→ **GOAL OF THE EXERCISE**: Look through the listing for the word "Exhibit". Copy each line that has it.
**** RECORDED DATA
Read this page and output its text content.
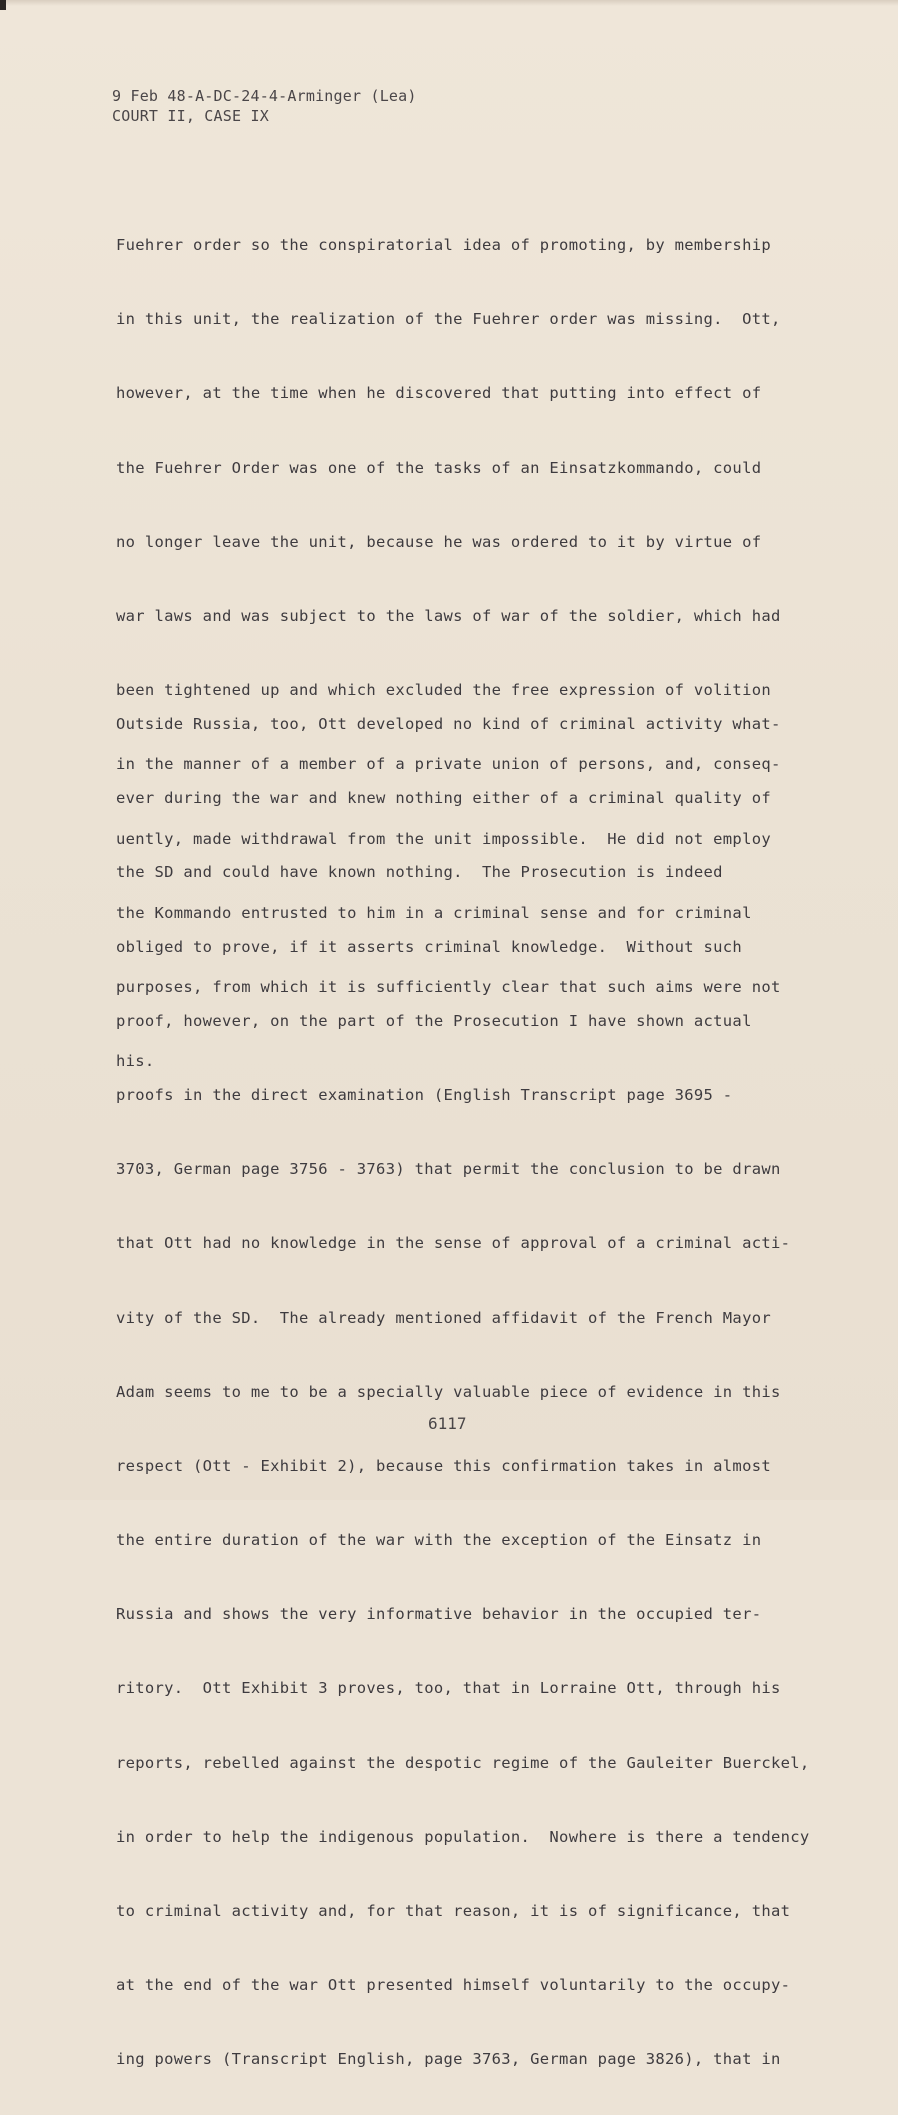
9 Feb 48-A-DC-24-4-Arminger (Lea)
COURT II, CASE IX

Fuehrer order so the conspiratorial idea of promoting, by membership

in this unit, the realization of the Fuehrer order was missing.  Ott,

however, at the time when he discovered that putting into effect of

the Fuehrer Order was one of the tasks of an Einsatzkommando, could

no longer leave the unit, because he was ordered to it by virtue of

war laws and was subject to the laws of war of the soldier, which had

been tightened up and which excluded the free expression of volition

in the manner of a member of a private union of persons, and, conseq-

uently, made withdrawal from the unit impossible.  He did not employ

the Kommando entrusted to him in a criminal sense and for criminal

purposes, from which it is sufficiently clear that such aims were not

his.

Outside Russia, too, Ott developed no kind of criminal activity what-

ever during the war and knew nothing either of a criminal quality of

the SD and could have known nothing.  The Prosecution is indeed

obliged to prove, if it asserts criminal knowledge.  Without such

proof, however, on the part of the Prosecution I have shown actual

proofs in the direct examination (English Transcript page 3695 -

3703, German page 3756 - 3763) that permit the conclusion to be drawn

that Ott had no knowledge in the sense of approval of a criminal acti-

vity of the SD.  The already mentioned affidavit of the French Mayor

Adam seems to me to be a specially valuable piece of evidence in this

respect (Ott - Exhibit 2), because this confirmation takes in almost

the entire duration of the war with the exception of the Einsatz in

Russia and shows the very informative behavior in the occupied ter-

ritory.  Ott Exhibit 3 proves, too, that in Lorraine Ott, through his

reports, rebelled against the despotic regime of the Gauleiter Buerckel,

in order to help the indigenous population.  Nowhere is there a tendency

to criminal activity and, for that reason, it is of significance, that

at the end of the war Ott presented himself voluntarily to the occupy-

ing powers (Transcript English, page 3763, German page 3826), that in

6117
********
**** RECORDED DATA
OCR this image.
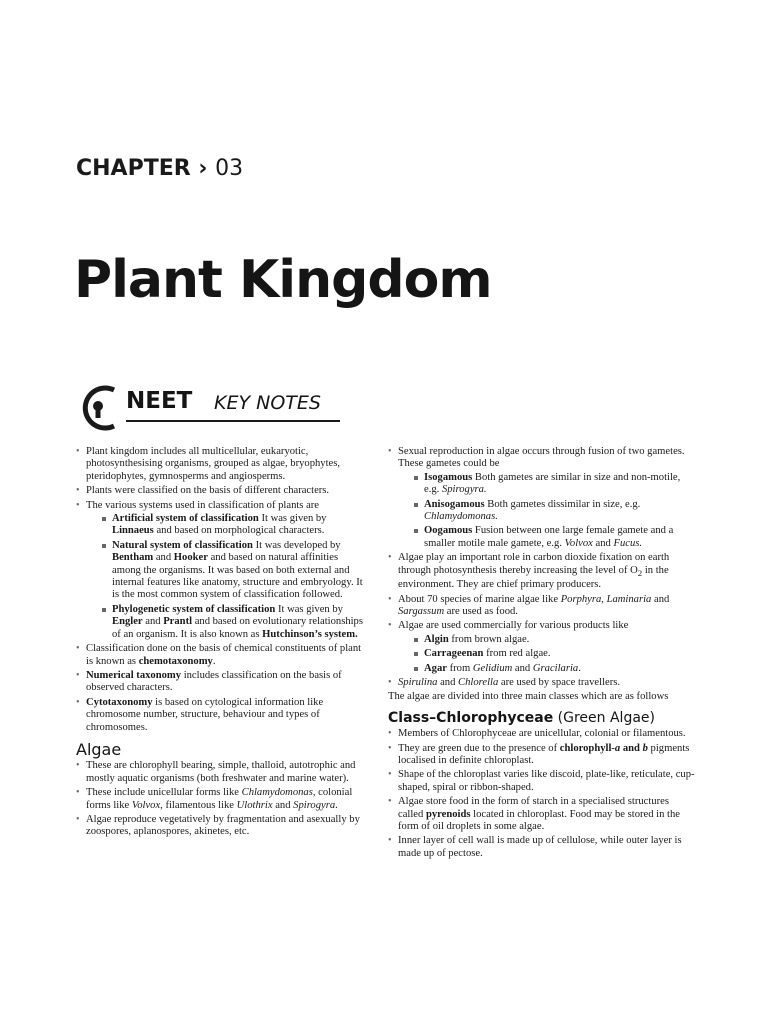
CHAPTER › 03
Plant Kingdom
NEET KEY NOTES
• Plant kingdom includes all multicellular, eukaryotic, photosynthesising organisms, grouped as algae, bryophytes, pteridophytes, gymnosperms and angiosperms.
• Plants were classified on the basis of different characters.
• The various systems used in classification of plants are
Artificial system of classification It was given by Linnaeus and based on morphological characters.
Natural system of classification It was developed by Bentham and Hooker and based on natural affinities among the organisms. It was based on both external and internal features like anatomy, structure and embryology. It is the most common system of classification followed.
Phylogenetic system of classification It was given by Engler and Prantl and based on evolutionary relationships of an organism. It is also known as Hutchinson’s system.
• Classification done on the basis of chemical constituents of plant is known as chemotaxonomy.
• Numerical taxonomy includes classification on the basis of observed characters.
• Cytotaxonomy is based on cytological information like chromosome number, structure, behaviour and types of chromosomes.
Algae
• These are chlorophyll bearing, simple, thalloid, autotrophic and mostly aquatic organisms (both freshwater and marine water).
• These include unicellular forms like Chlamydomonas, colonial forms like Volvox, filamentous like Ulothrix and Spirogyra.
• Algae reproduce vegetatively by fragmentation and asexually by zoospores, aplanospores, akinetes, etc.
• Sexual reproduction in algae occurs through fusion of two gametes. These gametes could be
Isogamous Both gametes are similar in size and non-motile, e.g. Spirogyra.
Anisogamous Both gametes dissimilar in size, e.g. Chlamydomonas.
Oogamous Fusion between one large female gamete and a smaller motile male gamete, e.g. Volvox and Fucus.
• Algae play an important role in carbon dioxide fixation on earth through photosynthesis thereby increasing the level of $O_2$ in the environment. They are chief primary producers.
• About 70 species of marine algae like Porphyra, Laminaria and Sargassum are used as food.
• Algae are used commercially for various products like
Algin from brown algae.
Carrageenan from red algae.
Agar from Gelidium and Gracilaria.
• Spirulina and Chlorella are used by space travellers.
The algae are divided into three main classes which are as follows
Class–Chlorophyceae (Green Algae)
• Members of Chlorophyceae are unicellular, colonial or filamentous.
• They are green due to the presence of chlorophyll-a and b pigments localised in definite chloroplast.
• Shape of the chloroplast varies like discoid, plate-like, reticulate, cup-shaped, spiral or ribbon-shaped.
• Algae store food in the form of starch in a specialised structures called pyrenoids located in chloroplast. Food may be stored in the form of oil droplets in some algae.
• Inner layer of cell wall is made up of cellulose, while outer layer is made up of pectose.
********
→ **ANSWER TO THIS PROBLEM**:
respect (Ott - Exhibit 2), because this confirmation takes in almost
ritory.  Ott Exhibit 3 proves, too, that in Lorraine Ott, through his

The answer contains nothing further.